### Problem details
Count the lines below that contain the word "screenshot", and reply with only that number.

[Data records]
══════
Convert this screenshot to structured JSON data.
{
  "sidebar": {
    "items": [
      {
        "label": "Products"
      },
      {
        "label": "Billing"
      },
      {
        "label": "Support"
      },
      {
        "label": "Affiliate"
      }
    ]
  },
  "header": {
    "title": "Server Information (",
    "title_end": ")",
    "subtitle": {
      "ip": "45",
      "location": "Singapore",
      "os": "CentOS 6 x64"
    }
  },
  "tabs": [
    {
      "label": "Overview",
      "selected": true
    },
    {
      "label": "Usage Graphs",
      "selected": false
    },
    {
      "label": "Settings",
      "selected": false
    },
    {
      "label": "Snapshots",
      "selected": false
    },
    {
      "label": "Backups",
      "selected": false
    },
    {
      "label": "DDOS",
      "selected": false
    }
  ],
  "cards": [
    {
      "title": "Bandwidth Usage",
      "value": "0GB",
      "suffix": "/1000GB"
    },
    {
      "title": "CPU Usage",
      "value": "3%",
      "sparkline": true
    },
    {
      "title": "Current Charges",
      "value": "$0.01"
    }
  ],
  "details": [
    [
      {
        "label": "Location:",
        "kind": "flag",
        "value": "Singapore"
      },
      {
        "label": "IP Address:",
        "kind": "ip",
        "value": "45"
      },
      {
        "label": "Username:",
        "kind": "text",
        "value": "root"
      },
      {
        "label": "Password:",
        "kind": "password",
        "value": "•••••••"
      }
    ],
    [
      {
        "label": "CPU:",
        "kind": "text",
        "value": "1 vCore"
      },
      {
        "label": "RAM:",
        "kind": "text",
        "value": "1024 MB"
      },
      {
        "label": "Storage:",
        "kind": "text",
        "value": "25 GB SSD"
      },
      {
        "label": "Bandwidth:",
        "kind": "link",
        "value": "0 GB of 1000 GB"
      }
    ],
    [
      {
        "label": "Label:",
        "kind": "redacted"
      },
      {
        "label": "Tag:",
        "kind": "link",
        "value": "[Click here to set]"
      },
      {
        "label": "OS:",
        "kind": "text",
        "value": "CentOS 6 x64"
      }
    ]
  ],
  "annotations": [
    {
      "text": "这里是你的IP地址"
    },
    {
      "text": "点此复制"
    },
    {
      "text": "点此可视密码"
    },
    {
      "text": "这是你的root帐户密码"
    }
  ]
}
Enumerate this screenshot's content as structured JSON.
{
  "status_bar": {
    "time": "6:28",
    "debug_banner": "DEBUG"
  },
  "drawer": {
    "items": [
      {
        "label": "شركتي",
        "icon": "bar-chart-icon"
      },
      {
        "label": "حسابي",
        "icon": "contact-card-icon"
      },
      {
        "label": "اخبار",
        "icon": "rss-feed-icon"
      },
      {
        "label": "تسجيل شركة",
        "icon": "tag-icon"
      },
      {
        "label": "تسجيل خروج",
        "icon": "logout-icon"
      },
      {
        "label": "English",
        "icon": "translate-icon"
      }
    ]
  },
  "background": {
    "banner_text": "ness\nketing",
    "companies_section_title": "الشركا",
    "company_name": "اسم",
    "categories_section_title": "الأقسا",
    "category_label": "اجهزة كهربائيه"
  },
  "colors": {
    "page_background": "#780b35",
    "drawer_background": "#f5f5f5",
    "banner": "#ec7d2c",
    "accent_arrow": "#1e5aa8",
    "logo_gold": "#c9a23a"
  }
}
══════
### Result of the task
2